Find the line containing "Read out every word on this page.", then output it and every line after it through the end of the listing below, exactly as written.

··· INFORMATION SHOWN

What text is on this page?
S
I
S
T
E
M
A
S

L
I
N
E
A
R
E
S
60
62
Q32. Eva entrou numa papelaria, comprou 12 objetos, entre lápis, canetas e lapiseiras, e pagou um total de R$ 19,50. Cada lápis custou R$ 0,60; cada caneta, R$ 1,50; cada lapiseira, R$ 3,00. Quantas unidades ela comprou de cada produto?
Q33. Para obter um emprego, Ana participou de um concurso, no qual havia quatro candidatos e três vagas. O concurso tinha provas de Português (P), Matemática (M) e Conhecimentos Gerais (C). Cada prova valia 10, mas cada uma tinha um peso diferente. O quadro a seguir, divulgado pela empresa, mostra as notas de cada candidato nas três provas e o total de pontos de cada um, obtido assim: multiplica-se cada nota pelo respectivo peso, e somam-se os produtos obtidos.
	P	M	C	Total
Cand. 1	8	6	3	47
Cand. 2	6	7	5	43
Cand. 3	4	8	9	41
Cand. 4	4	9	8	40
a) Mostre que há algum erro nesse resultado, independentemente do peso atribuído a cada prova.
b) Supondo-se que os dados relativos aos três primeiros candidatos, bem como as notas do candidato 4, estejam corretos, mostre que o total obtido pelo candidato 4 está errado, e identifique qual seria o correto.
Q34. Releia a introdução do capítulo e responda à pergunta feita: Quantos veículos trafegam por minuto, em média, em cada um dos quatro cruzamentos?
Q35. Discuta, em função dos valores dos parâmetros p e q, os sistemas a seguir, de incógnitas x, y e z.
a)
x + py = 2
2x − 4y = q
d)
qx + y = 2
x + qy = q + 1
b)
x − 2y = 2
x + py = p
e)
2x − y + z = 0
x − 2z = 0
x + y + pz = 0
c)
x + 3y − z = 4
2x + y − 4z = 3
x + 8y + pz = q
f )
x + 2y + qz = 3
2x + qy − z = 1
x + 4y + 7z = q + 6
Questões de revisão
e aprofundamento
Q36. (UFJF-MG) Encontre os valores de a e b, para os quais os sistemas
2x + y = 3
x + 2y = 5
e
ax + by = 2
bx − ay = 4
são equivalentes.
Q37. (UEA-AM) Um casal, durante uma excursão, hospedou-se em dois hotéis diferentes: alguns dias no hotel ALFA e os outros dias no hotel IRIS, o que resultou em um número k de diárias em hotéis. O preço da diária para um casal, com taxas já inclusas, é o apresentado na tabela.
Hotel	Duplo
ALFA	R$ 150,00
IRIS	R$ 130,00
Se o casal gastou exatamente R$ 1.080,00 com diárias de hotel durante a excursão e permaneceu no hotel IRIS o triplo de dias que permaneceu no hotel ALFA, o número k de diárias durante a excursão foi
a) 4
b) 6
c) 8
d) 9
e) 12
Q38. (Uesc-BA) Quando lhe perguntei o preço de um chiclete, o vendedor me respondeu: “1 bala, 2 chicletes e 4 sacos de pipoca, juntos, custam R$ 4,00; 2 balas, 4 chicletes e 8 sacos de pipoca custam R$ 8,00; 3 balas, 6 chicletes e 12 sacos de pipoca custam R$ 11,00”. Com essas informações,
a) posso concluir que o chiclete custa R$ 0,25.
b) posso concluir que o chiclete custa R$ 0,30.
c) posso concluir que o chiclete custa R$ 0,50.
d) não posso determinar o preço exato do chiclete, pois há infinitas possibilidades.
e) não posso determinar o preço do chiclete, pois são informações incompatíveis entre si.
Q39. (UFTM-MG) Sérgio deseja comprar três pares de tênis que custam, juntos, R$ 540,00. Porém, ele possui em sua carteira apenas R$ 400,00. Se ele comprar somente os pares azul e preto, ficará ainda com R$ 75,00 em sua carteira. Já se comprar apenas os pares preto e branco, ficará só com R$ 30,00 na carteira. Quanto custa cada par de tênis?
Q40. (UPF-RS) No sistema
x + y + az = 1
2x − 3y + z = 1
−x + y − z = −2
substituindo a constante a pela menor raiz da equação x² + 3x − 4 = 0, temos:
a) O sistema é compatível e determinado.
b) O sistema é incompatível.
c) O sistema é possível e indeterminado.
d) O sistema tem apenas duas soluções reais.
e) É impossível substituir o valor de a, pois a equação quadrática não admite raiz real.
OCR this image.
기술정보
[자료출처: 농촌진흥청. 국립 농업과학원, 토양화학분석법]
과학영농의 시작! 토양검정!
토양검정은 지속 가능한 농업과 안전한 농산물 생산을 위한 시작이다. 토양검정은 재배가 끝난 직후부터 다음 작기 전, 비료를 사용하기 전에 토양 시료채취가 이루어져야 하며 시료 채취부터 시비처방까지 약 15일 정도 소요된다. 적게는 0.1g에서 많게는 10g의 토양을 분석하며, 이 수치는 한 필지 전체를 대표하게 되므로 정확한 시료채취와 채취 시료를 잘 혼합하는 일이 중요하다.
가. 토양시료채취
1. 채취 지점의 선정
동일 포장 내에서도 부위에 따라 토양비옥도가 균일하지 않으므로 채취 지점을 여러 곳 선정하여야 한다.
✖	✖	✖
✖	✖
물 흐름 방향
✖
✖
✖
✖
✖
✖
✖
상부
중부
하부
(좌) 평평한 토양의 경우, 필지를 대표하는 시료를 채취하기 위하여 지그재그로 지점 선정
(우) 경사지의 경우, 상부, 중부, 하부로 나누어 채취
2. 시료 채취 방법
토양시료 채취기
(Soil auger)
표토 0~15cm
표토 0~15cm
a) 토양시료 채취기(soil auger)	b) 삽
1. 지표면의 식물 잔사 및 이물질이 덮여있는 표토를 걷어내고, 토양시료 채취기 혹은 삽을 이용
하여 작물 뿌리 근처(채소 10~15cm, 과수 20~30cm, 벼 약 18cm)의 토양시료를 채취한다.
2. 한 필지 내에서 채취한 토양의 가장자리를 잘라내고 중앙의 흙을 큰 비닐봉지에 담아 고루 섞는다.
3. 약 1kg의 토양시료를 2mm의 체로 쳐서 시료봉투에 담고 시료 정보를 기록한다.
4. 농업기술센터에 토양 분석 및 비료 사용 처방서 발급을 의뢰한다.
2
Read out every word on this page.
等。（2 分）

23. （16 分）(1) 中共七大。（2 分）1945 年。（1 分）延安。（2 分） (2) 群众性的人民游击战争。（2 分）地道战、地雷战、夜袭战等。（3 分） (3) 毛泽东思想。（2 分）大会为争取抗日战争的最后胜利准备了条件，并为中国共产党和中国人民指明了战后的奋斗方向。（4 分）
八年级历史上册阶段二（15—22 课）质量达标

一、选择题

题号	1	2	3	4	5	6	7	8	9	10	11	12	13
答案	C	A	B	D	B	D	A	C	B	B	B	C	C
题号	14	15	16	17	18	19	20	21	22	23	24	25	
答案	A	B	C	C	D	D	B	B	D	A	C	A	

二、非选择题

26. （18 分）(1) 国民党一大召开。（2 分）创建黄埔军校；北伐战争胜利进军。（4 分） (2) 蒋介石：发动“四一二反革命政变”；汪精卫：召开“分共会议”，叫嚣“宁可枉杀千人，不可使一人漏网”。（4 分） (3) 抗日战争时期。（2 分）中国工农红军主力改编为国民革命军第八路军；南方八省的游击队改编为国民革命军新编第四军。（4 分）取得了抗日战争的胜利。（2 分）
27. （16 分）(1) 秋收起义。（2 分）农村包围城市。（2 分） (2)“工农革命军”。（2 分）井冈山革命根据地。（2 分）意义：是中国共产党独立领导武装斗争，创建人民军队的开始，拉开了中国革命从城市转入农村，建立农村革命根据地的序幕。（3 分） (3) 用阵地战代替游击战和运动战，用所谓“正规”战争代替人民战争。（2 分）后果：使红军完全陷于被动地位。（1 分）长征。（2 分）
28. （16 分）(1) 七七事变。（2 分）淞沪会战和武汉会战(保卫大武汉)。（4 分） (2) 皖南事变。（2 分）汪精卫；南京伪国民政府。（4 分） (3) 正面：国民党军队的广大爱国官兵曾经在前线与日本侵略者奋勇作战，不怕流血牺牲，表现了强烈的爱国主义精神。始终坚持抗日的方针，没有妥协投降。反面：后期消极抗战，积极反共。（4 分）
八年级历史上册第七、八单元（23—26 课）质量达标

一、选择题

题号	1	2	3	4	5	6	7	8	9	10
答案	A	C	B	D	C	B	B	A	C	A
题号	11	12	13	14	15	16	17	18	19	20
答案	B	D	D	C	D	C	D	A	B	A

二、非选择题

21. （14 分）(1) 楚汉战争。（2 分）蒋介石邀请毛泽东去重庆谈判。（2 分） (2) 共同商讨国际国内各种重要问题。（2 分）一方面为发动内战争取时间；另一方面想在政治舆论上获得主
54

······

**SOLVED EXERCISE**
Read out every word on this page.
等。（2 分）

23. （16 分）(1) 中共七大。（2 分）1945 年。（1 分）延安。（2 分） (2) 群众性的人民游击战争。（2 分）地道战、地雷战、夜袭战等。（3 分） (3) 毛泽东思想。（2 分）大会为争取抗日战争的最后胜利准备了条件，并为中国共产党和中国人民指明了战后的奋斗方向。（4 分）
八年级历史上册阶段二（15—22 课）质量达标

一、选择题

题号	1	2	3	4	5	6	7	8	9	10	11	12	13
答案	C	A	B	D	B	D	A	C	B	B	B	C	C
题号	14	15	16	17	18	19	20	21	22	23	24	25	
答案	A	B	C	C	D	D	B	B	D	A	C	A	

二、非选择题

26. （18 分）(1) 国民党一大召开。（2 分）创建黄埔军校；北伐战争胜利进军。（4 分） (2) 蒋介石：发动“四一二反革命政变”；汪精卫：召开“分共会议”，叫嚣“宁可枉杀千人，不可使一人漏网”。（4 分） (3) 抗日战争时期。（2 分）中国工农红军主力改编为国民革命军第八路军；南方八省的游击队改编为国民革命军新编第四军。（4 分）取得了抗日战争的胜利。（2 分）
27. （16 分）(1) 秋收起义。（2 分）农村包围城市。（2 分） (2)“工农革命军”。（2 分）井冈山革命根据地。（2 分）意义：是中国共产党独立领导武装斗争，创建人民军队的开始，拉开了中国革命从城市转入农村，建立农村革命根据地的序幕。（3 分） (3) 用阵地战代替游击战和运动战，用所谓“正规”战争代替人民战争。（2 分）后果：使红军完全陷于被动地位。（1 分）长征。（2 分）
28. （16 分）(1) 七七事变。（2 分）淞沪会战和武汉会战(保卫大武汉)。（4 分） (2) 皖南事变。（2 分）汪精卫；南京伪国民政府。（4 分） (3) 正面：国民党军队的广大爱国官兵曾经在前线与日本侵略者奋勇作战，不怕流血牺牲，表现了强烈的爱国主义精神。始终坚持抗日的方针，没有妥协投降。反面：后期消极抗战，积极反共。（4 分）
八年级历史上册第七、八单元（23—26 课）质量达标

一、选择题

题号	1	2	3	4	5	6	7	8	9	10
答案	A	C	B	D	C	B	B	A	C	A
题号	11	12	13	14	15	16	17	18	19	20
答案	B	D	D	C	D	C	D	A	B	A

二、非选择题

21. （14 分）(1) 楚汉战争。（2 分）蒋介石邀请毛泽东去重庆谈判。（2 分） (2) 共同商讨国际国内各种重要问题。（2 分）一方面为发动内战争取时间；另一方面想在政治舆论上获得主
54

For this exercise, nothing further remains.